* _Problem to solve_: Here are some records; return them all exactly.

* _Supplied information_:
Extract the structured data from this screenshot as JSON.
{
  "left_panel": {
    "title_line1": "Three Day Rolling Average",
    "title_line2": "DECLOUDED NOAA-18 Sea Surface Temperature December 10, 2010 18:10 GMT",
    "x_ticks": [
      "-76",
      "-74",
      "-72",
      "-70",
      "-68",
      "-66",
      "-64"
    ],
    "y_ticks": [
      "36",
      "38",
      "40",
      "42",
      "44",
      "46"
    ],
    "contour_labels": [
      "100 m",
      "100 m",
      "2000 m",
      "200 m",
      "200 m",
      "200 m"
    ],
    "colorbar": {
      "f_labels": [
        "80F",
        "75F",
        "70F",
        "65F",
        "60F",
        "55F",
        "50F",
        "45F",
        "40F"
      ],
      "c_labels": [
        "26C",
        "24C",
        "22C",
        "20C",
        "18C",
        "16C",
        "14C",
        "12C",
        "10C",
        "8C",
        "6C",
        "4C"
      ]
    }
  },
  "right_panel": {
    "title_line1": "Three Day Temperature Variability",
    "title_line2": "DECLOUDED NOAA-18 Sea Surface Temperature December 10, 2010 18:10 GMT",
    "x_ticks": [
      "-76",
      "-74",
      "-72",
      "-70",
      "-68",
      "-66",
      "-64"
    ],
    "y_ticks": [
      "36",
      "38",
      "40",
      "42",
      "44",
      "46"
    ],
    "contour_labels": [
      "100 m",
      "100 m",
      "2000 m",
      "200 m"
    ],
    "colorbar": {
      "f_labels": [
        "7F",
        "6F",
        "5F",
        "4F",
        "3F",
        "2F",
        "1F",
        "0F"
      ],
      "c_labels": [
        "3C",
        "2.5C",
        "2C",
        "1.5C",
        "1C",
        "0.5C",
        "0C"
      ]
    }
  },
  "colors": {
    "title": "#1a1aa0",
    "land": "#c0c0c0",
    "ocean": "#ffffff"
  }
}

* _Result_:
Extract the structured data from this screenshot as JSON.
{
  "left_panel": {
    "title_line1": "Three Day Rolling Average",
    "title_line2": "DECLOUDED NOAA-18 Sea Surface Temperature December 10, 2010 18:10 GMT",
    "x_ticks": [
      "-76",
      "-74",
      "-72",
      "-70",
      "-68",
      "-66",
      "-64"
    ],
    "y_ticks": [
      "36",
      "38",
      "40",
      "42",
      "44",
      "46"
    ],
    "contour_labels": [
      "100 m",
      "100 m",
      "2000 m",
      "200 m",
      "200 m",
      "200 m"
    ],
    "colorbar": {
      "f_labels": [
        "80F",
        "75F",
        "70F",
        "65F",
        "60F",
        "55F",
        "50F",
        "45F",
        "40F"
      ],
      "c_labels": [
        "26C",
        "24C",
        "22C",
        "20C",
        "18C",
        "16C",
        "14C",
        "12C",
        "10C",
        "8C",
        "6C",
        "4C"
      ]
    }
  },
  "right_panel": {
    "title_line1": "Three Day Temperature Variability",
    "title_line2": "DECLOUDED NOAA-18 Sea Surface Temperature December 10, 2010 18:10 GMT",
    "x_ticks": [
      "-76",
      "-74",
      "-72",
      "-70",
      "-68",
      "-66",
      "-64"
    ],
    "y_ticks": [
      "36",
      "38",
      "40",
      "42",
      "44",
      "46"
    ],
    "contour_labels": [
      "100 m",
      "100 m",
      "2000 m",
      "200 m"
    ],
    "colorbar": {
      "f_labels": [
        "7F",
        "6F",
        "5F",
        "4F",
        "3F",
        "2F",
        "1F",
        "0F"
      ],
      "c_labels": [
        "3C",
        "2.5C",
        "2C",
        "1.5C",
        "1C",
        "0.5C",
        "0C"
      ]
    }
  },
  "colors": {
    "title": "#1a1aa0",
    "land": "#c0c0c0",
    "ocean": "#ffffff"
  }
}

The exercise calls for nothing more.